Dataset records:
========================
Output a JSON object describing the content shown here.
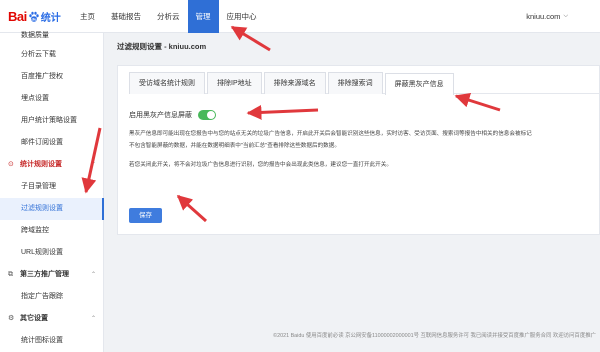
{
  "header": {
    "logo_text_bai": "Bai",
    "logo_text_tj": "统计",
    "nav": [
      "主页",
      "基础报告",
      "分析云",
      "管理",
      "应用中心"
    ],
    "active_nav": 3,
    "user": "kniuu.com",
    "user_caret": "⌵"
  },
  "sidebar": {
    "items": [
      {
        "label": "数据质量"
      },
      {
        "label": "分析云下载"
      },
      {
        "label": "百度推广授权"
      },
      {
        "label": "埋点设置"
      },
      {
        "label": "用户统计策略设置"
      },
      {
        "label": "邮件订阅设置"
      },
      {
        "label": "统计规则设置",
        "group": true,
        "icon": "⊙",
        "chev": "⌃"
      },
      {
        "label": "子目录管理"
      },
      {
        "label": "过滤规则设置"
      },
      {
        "label": "跨域监控"
      },
      {
        "label": "URL规则设置"
      },
      {
        "label": "第三方推广管理",
        "group": true,
        "icon": "⧉",
        "chev": "⌃"
      },
      {
        "label": "指定广告跟踪"
      },
      {
        "label": "其它设置",
        "group": true,
        "icon": "⚙",
        "chev": "⌃"
      },
      {
        "label": "统计图标设置"
      }
    ]
  },
  "main": {
    "breadcrumb": "过滤规则设置 - kniuu.com",
    "tabs": [
      "受访域名统计规则",
      "排除IP地址",
      "排除来源域名",
      "排除搜索词",
      "屏蔽黑灰产信息"
    ],
    "active_tab": 4,
    "toggle_label": "启用黑灰产信息屏蔽",
    "toggle_on": true,
    "desc_line1": "黑灰产信息即可能出现在您报告中与您的站点无关的垃圾广告信息，开启此开关后会智能识别这些信息，实时访客、受访页面、搜索词等报告中相关的信息会被标记",
    "desc_line2": "不包含智能屏蔽的数据，并能在数据明细表中\"当前汇总\"查看排除这些数据后的数据。",
    "desc_line3": "若您关闭此开关，将不会对垃圾广告信息进行识别，您的报告中会出现此类信息，建议您一直打开此开关。",
    "save_label": "保存"
  },
  "footer": {
    "text": "©2021 Baidu 使用百度前必读 京公网安备11000002000001号 互联网信息服务许可 我已阅读并接受百度推广服务合同 欢迎访问百度推广"
  },
  "colors": {
    "accent": "#2f6fd6",
    "toggle_on": "#48b85a",
    "arrow": "#e0383c",
    "group_open": "#c62828"
  }
}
========================
For the entries above, state how many lines contain the word "过滤规则设置". Provide the number by itself.

Solved exercise: 2